- _Exercise aim_
Omit the images. Copy each entry word for word.

----

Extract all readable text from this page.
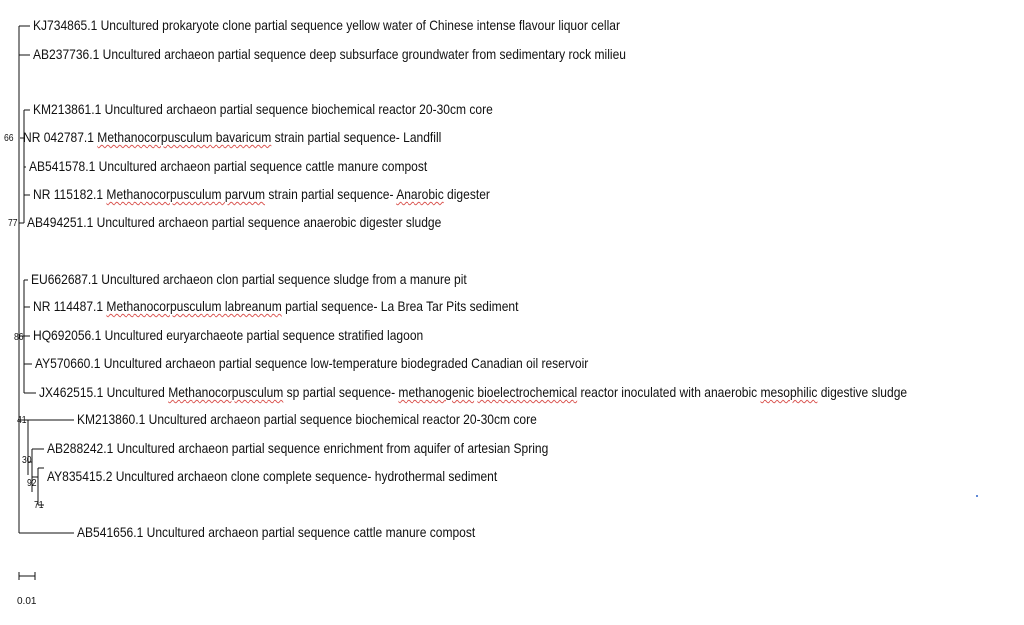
KJ734865.1 Uncultured prokaryote clone partial sequence yellow water of Chinese intense flavour liquor cellar
AB237736.1 Uncultured archaeon partial sequence deep subsurface groundwater from sedimentary rock milieu
KM213861.1 Uncultured archaeon partial sequence biochemical reactor 20-30cm core
NR 042787.1 Methanocorpusculum bavaricum strain partial sequence- Landfill
AB541578.1 Uncultured archaeon partial sequence cattle manure compost
NR 115182.1 Methanocorpusculum parvum strain partial sequence- Anarobic digester
AB494251.1 Uncultured archaeon partial sequence anaerobic digester sludge
EU662687.1 Uncultured archaeon clon partial sequence sludge from a manure pit
NR 114487.1 Methanocorpusculum labreanum partial sequence- La Brea Tar Pits sediment
HQ692056.1 Uncultured euryarchaeote partial sequence stratified lagoon
AY570660.1 Uncultured archaeon partial sequence low-temperature biodegraded Canadian oil reservoir
JX462515.1 Uncultured Methanocorpusculum sp partial sequence- methanogenic bioelectrochemical reactor inoculated with anaerobic mesophilic digestive sludge
KM213860.1 Uncultured archaeon partial sequence biochemical reactor 20-30cm core
AB288242.1 Uncultured archaeon partial sequence enrichment from aquifer of artesian Spring
AY835415.2 Uncultured archaeon clone complete sequence- hydrothermal sediment
AB541656.1 Uncultured archaeon partial sequence cattle manure compost
66
77
86
41
30
92
71
0.01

----

- _Correct response_
Extract all readable text from this page.
KJ734865.1 Uncultured prokaryote clone partial sequence yellow water of Chinese intense flavour liquor cellar
AB237736.1 Uncultured archaeon partial sequence deep subsurface groundwater from sedimentary rock milieu
KM213861.1 Uncultured archaeon partial sequence biochemical reactor 20-30cm core
NR 042787.1 Methanocorpusculum bavaricum strain partial sequence- Landfill
AB541578.1 Uncultured archaeon partial sequence cattle manure compost
NR 115182.1 Methanocorpusculum parvum strain partial sequence- Anarobic digester
AB494251.1 Uncultured archaeon partial sequence anaerobic digester sludge
EU662687.1 Uncultured archaeon clon partial sequence sludge from a manure pit
NR 114487.1 Methanocorpusculum labreanum partial sequence- La Brea Tar Pits sediment
HQ692056.1 Uncultured euryarchaeote partial sequence stratified lagoon
AY570660.1 Uncultured archaeon partial sequence low-temperature biodegraded Canadian oil reservoir
JX462515.1 Uncultured Methanocorpusculum sp partial sequence- methanogenic bioelectrochemical reactor inoculated with anaerobic mesophilic digestive sludge
KM213860.1 Uncultured archaeon partial sequence biochemical reactor 20-30cm core
AB288242.1 Uncultured archaeon partial sequence enrichment from aquifer of artesian Spring
AY835415.2 Uncultured archaeon clone complete sequence- hydrothermal sediment
AB541656.1 Uncultured archaeon partial sequence cattle manure compost
66
77
86
41
30
92
71
0.01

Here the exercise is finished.